■ **Records for this task**:
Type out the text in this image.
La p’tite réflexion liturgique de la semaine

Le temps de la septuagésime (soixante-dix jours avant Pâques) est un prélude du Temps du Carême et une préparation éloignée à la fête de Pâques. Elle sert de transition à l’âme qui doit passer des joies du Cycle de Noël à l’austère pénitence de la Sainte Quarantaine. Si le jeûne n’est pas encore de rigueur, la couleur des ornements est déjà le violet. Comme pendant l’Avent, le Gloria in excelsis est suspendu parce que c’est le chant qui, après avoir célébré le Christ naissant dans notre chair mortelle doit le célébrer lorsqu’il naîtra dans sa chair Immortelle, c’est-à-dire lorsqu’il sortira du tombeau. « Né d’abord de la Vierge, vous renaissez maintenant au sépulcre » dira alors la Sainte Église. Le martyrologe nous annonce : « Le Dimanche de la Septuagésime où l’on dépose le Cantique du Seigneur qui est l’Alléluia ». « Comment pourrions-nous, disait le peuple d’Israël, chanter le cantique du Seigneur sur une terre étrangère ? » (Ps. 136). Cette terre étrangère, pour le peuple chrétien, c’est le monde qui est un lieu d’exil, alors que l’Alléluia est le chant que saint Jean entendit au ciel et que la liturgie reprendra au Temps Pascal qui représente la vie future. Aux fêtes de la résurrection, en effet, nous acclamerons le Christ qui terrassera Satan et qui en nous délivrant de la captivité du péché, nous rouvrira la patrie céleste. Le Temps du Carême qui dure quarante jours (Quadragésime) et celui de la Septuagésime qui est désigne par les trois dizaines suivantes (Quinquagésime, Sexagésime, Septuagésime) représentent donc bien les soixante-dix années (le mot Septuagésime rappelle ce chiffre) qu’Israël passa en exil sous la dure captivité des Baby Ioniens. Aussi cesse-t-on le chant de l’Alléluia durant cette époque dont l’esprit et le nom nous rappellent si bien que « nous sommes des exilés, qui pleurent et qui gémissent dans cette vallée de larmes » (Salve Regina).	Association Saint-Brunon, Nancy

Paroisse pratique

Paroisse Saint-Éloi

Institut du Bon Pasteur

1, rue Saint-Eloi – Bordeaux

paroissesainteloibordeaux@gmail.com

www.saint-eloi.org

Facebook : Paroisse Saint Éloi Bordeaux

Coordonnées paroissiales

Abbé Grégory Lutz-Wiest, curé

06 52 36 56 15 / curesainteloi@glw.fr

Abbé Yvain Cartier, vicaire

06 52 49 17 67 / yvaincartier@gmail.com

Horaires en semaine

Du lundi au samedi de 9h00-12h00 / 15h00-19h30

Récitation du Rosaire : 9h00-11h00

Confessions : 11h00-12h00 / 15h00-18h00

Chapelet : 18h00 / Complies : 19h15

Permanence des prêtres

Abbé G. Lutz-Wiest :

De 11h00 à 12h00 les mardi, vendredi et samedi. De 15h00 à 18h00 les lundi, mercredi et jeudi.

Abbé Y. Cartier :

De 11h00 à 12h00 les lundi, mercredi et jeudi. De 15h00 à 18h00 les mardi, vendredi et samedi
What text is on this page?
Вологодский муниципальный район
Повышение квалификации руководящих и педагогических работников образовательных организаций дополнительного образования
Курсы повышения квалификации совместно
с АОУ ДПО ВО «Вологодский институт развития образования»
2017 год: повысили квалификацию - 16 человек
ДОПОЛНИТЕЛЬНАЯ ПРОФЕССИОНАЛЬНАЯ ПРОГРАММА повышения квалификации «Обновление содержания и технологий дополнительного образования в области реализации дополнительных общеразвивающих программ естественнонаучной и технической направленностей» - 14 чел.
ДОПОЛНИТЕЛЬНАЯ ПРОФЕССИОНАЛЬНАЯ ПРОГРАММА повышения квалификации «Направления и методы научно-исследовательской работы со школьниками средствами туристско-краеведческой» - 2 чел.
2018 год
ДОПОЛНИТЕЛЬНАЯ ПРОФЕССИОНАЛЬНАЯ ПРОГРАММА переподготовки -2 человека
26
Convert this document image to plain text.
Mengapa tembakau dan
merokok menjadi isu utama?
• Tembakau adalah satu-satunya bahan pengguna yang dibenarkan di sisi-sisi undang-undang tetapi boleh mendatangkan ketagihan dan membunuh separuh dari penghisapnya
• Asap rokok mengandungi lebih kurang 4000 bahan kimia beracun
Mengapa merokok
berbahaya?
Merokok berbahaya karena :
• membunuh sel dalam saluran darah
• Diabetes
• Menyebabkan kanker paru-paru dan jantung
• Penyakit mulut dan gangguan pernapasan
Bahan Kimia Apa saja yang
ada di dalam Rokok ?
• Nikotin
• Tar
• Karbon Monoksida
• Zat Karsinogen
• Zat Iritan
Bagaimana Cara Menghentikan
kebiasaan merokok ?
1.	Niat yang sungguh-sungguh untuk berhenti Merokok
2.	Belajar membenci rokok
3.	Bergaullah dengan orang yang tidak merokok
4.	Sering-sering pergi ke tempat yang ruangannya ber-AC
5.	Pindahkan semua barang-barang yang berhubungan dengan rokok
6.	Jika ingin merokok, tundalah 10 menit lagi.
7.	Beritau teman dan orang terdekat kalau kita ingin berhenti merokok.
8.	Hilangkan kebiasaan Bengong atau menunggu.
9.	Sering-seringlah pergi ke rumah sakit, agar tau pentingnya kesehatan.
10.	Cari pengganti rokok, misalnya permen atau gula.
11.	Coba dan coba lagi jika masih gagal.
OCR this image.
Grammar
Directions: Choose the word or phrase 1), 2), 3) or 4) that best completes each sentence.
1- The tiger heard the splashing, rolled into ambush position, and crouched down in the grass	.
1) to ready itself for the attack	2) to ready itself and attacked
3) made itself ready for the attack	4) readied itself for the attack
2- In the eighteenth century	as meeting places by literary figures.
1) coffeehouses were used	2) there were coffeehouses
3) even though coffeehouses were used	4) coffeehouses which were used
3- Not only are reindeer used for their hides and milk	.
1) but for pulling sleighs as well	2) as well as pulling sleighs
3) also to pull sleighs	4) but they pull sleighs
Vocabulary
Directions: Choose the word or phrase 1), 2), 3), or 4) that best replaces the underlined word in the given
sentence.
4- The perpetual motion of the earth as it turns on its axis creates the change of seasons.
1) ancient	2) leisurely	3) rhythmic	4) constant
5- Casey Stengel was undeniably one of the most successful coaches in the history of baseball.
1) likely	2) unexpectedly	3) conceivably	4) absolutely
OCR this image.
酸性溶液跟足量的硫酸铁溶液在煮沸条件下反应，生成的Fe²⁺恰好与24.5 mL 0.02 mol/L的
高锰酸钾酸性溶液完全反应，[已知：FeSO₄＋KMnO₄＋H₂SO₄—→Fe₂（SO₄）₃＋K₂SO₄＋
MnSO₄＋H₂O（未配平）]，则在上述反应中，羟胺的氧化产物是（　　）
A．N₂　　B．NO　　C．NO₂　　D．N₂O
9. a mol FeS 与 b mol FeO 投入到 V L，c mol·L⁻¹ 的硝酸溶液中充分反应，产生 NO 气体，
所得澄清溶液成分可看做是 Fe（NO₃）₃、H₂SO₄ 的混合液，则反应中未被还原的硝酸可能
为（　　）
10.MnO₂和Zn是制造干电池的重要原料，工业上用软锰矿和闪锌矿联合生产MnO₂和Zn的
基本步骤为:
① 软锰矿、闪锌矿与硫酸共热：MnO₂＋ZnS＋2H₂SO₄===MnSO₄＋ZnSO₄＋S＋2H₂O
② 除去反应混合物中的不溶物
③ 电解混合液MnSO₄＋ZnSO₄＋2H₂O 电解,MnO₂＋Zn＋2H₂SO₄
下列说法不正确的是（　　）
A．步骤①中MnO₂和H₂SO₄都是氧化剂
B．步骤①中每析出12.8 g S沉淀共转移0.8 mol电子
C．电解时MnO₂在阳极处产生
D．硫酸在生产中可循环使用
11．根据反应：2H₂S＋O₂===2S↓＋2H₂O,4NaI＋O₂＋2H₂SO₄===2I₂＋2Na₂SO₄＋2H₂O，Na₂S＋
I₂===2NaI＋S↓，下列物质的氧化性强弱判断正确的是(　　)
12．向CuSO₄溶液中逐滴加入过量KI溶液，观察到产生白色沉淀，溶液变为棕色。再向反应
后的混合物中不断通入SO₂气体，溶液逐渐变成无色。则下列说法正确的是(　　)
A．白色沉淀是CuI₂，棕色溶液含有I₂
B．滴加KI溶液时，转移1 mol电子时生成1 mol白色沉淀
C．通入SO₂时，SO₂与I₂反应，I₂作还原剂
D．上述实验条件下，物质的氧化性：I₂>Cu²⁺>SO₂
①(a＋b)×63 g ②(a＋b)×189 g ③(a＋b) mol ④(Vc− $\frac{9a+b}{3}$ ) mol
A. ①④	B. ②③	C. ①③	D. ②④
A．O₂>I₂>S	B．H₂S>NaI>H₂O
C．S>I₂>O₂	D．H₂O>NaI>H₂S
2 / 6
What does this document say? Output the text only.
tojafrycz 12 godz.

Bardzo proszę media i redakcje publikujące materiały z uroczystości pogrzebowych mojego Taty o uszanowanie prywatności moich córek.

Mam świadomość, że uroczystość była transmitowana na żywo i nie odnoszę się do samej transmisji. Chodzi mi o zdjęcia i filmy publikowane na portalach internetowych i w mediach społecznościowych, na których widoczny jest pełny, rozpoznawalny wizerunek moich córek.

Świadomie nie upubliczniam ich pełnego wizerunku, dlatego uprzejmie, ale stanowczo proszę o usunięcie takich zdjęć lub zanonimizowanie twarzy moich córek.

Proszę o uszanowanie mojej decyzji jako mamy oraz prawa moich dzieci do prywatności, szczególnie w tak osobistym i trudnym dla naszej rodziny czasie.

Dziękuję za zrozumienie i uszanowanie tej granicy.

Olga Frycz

■ **Prompt**: Find each line holding "orang". Copy it out.

■ **Expected answer**:
3.	Bergaullah dengan orang yang tidak merokok
7.	Beritau teman dan orang terdekat kalau kita ingin berhenti merokok.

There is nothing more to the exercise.